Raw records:
<<<<

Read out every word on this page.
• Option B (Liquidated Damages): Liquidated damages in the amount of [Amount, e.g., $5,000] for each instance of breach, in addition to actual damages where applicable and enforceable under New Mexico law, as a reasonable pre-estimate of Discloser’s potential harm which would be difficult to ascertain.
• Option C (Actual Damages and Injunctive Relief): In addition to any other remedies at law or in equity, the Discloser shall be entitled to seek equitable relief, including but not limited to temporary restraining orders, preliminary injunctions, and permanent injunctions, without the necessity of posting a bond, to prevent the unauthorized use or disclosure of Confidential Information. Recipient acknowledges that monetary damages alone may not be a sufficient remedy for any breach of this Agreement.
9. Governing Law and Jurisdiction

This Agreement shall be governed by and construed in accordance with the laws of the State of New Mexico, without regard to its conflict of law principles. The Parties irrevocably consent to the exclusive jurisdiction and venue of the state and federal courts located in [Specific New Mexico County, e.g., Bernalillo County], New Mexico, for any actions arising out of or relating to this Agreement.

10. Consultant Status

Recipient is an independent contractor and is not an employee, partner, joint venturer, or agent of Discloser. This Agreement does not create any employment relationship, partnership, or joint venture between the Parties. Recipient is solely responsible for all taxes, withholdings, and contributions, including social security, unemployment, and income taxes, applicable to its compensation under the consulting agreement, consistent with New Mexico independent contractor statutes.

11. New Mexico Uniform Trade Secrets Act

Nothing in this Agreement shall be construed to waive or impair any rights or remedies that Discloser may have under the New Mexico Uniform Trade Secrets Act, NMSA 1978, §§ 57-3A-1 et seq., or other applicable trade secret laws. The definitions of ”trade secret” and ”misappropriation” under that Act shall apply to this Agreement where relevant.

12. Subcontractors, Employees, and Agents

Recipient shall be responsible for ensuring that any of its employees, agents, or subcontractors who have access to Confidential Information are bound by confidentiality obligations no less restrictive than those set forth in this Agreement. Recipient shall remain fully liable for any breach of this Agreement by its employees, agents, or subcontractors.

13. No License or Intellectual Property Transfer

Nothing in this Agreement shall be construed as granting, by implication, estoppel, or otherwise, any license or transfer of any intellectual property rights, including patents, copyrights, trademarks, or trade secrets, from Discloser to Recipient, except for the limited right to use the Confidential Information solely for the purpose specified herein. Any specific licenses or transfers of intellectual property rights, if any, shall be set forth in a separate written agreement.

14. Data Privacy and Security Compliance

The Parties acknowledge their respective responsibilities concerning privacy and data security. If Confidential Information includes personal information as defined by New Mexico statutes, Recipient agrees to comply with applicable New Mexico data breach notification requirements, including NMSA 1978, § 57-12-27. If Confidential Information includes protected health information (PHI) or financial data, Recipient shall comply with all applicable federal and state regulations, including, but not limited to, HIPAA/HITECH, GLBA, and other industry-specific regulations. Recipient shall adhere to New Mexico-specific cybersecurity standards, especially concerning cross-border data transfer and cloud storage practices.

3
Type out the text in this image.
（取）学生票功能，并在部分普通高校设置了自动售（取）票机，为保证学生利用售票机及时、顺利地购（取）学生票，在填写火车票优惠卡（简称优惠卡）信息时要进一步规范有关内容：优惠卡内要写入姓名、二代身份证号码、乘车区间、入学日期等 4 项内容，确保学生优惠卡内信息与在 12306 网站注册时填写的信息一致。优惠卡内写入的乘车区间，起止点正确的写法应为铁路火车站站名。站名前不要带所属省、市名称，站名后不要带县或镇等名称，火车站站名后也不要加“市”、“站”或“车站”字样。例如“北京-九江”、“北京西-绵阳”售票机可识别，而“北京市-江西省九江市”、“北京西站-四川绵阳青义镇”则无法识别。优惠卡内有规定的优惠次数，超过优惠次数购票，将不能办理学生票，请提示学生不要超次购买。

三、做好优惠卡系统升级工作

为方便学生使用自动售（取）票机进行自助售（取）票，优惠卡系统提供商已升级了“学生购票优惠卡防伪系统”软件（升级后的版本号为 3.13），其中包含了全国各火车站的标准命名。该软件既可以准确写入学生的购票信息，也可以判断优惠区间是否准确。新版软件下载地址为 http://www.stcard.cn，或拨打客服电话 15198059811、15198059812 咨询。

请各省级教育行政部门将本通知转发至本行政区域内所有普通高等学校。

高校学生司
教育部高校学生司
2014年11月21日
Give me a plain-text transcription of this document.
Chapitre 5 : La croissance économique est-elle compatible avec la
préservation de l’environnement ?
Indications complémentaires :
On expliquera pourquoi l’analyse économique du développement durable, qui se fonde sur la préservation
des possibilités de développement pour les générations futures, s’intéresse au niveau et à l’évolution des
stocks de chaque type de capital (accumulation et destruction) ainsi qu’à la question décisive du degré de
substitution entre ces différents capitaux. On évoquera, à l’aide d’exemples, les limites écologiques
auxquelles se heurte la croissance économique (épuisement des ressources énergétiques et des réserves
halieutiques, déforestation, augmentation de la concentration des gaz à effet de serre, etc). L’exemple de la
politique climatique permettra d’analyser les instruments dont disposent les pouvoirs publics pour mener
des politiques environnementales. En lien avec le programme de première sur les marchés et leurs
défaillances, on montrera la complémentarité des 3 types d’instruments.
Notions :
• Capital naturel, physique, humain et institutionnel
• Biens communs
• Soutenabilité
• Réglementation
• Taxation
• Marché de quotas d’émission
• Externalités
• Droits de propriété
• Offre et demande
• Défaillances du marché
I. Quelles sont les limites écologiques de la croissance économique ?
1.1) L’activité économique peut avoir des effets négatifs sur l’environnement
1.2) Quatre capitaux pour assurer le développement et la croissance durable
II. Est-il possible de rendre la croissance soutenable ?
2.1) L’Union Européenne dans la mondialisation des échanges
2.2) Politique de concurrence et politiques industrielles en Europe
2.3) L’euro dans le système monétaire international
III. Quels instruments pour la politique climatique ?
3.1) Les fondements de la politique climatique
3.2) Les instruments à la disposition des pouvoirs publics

>>>>

From the data above, copy each line that holds "dans".

Complete response:
2.1) L’Union Européenne dans la mondialisation des échanges
2.3) L’euro dans le système monétaire international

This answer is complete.